| SUPPLIED ENTRIES |
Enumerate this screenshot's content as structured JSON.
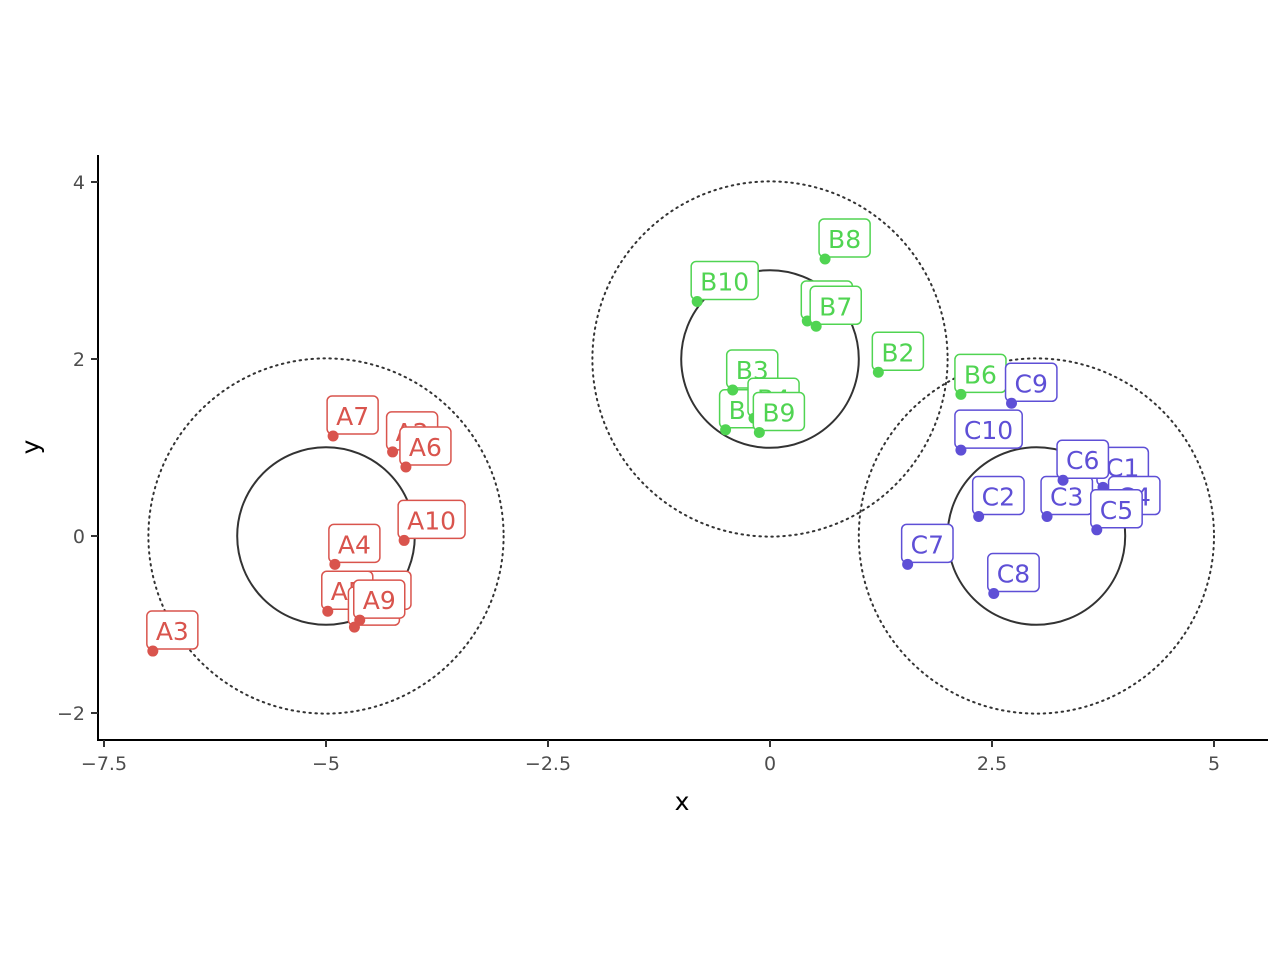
{
  "chart_data": {
    "type": "scatter",
    "xlabel": "x",
    "ylabel": "y",
    "xlim": [
      -7.6,
      5.6
    ],
    "ylim": [
      -2.3,
      4.3
    ],
    "x_ticks": [
      -7.5,
      -5,
      -2.5,
      0,
      2.5,
      5
    ],
    "x_tick_labels": [
      "−7.5",
      "−5",
      "−2.5",
      "0",
      "2.5",
      "5"
    ],
    "y_ticks": [
      -2,
      0,
      2,
      4
    ],
    "y_tick_labels": [
      "−2",
      "0",
      "2",
      "4"
    ],
    "grid": false,
    "legend": "none",
    "circles": [
      {
        "cx": -5,
        "cy": 0,
        "r": 1,
        "style": "solid"
      },
      {
        "cx": -5,
        "cy": 0,
        "r": 2,
        "style": "dotted"
      },
      {
        "cx": 0,
        "cy": 2,
        "r": 1,
        "style": "solid"
      },
      {
        "cx": 0,
        "cy": 2,
        "r": 2,
        "style": "dotted"
      },
      {
        "cx": 3,
        "cy": 0,
        "r": 1,
        "style": "solid"
      },
      {
        "cx": 3,
        "cy": 0,
        "r": 2,
        "style": "dotted"
      }
    ],
    "series": [
      {
        "color": "#d9544d",
        "points": [
          {
            "label": "A1",
            "x": -4.55,
            "y": -0.85
          },
          {
            "label": "A2",
            "x": -4.25,
            "y": 0.95
          },
          {
            "label": "A3",
            "x": -6.95,
            "y": -1.3
          },
          {
            "label": "A4",
            "x": -4.9,
            "y": -0.32
          },
          {
            "label": "A5",
            "x": -4.98,
            "y": -0.85
          },
          {
            "label": "A6",
            "x": -4.1,
            "y": 0.78
          },
          {
            "label": "A7",
            "x": -4.92,
            "y": 1.13
          },
          {
            "label": "A8",
            "x": -4.68,
            "y": -1.03
          },
          {
            "label": "A9",
            "x": -4.62,
            "y": -0.95
          },
          {
            "label": "A10",
            "x": -4.12,
            "y": -0.05
          }
        ]
      },
      {
        "color": "#50d452",
        "points": [
          {
            "label": "B1",
            "x": -0.5,
            "y": 1.2
          },
          {
            "label": "B2",
            "x": 1.22,
            "y": 1.85
          },
          {
            "label": "B3",
            "x": -0.42,
            "y": 1.65
          },
          {
            "label": "B4",
            "x": -0.18,
            "y": 1.33
          },
          {
            "label": "B5",
            "x": 0.42,
            "y": 2.43
          },
          {
            "label": "B6",
            "x": 2.15,
            "y": 1.6
          },
          {
            "label": "B7",
            "x": 0.52,
            "y": 2.37
          },
          {
            "label": "B8",
            "x": 0.62,
            "y": 3.13
          },
          {
            "label": "B9",
            "x": -0.12,
            "y": 1.17
          },
          {
            "label": "B10",
            "x": -0.82,
            "y": 2.65
          }
        ]
      },
      {
        "color": "#5e4fd6",
        "points": [
          {
            "label": "C1",
            "x": 3.75,
            "y": 0.55
          },
          {
            "label": "C2",
            "x": 2.35,
            "y": 0.22
          },
          {
            "label": "C3",
            "x": 3.12,
            "y": 0.22
          },
          {
            "label": "C4",
            "x": 3.88,
            "y": 0.22
          },
          {
            "label": "C5",
            "x": 3.68,
            "y": 0.07
          },
          {
            "label": "C6",
            "x": 3.3,
            "y": 0.63
          },
          {
            "label": "C7",
            "x": 1.55,
            "y": -0.32
          },
          {
            "label": "C8",
            "x": 2.52,
            "y": -0.65
          },
          {
            "label": "C9",
            "x": 2.72,
            "y": 1.5
          },
          {
            "label": "C10",
            "x": 2.15,
            "y": 0.97
          }
        ]
      }
    ]
  }
}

| THE PROBLEM |
Leaving aside the images, write out the entries above word for word.

| OUTPUT BELOW |
Enumerate this screenshot's content as structured JSON.
{
  "chart_data": {
    "type": "scatter",
    "xlabel": "x",
    "ylabel": "y",
    "xlim": [
      -7.6,
      5.6
    ],
    "ylim": [
      -2.3,
      4.3
    ],
    "x_ticks": [
      -7.5,
      -5,
      -2.5,
      0,
      2.5,
      5
    ],
    "x_tick_labels": [
      "−7.5",
      "−5",
      "−2.5",
      "0",
      "2.5",
      "5"
    ],
    "y_ticks": [
      -2,
      0,
      2,
      4
    ],
    "y_tick_labels": [
      "−2",
      "0",
      "2",
      "4"
    ],
    "grid": false,
    "legend": "none",
    "circles": [
      {
        "cx": -5,
        "cy": 0,
        "r": 1,
        "style": "solid"
      },
      {
        "cx": -5,
        "cy": 0,
        "r": 2,
        "style": "dotted"
      },
      {
        "cx": 0,
        "cy": 2,
        "r": 1,
        "style": "solid"
      },
      {
        "cx": 0,
        "cy": 2,
        "r": 2,
        "style": "dotted"
      },
      {
        "cx": 3,
        "cy": 0,
        "r": 1,
        "style": "solid"
      },
      {
        "cx": 3,
        "cy": 0,
        "r": 2,
        "style": "dotted"
      }
    ],
    "series": [
      {
        "color": "#d9544d",
        "points": [
          {
            "label": "A1",
            "x": -4.55,
            "y": -0.85
          },
          {
            "label": "A2",
            "x": -4.25,
            "y": 0.95
          },
          {
            "label": "A3",
            "x": -6.95,
            "y": -1.3
          },
          {
            "label": "A4",
            "x": -4.9,
            "y": -0.32
          },
          {
            "label": "A5",
            "x": -4.98,
            "y": -0.85
          },
          {
            "label": "A6",
            "x": -4.1,
            "y": 0.78
          },
          {
            "label": "A7",
            "x": -4.92,
            "y": 1.13
          },
          {
            "label": "A8",
            "x": -4.68,
            "y": -1.03
          },
          {
            "label": "A9",
            "x": -4.62,
            "y": -0.95
          },
          {
            "label": "A10",
            "x": -4.12,
            "y": -0.05
          }
        ]
      },
      {
        "color": "#50d452",
        "points": [
          {
            "label": "B1",
            "x": -0.5,
            "y": 1.2
          },
          {
            "label": "B2",
            "x": 1.22,
            "y": 1.85
          },
          {
            "label": "B3",
            "x": -0.42,
            "y": 1.65
          },
          {
            "label": "B4",
            "x": -0.18,
            "y": 1.33
          },
          {
            "label": "B5",
            "x": 0.42,
            "y": 2.43
          },
          {
            "label": "B6",
            "x": 2.15,
            "y": 1.6
          },
          {
            "label": "B7",
            "x": 0.52,
            "y": 2.37
          },
          {
            "label": "B8",
            "x": 0.62,
            "y": 3.13
          },
          {
            "label": "B9",
            "x": -0.12,
            "y": 1.17
          },
          {
            "label": "B10",
            "x": -0.82,
            "y": 2.65
          }
        ]
      },
      {
        "color": "#5e4fd6",
        "points": [
          {
            "label": "C1",
            "x": 3.75,
            "y": 0.55
          },
          {
            "label": "C2",
            "x": 2.35,
            "y": 0.22
          },
          {
            "label": "C3",
            "x": 3.12,
            "y": 0.22
          },
          {
            "label": "C4",
            "x": 3.88,
            "y": 0.22
          },
          {
            "label": "C5",
            "x": 3.68,
            "y": 0.07
          },
          {
            "label": "C6",
            "x": 3.3,
            "y": 0.63
          },
          {
            "label": "C7",
            "x": 1.55,
            "y": -0.32
          },
          {
            "label": "C8",
            "x": 2.52,
            "y": -0.65
          },
          {
            "label": "C9",
            "x": 2.72,
            "y": 1.5
          },
          {
            "label": "C10",
            "x": 2.15,
            "y": 0.97
          }
        ]
      }
    ]
  }
}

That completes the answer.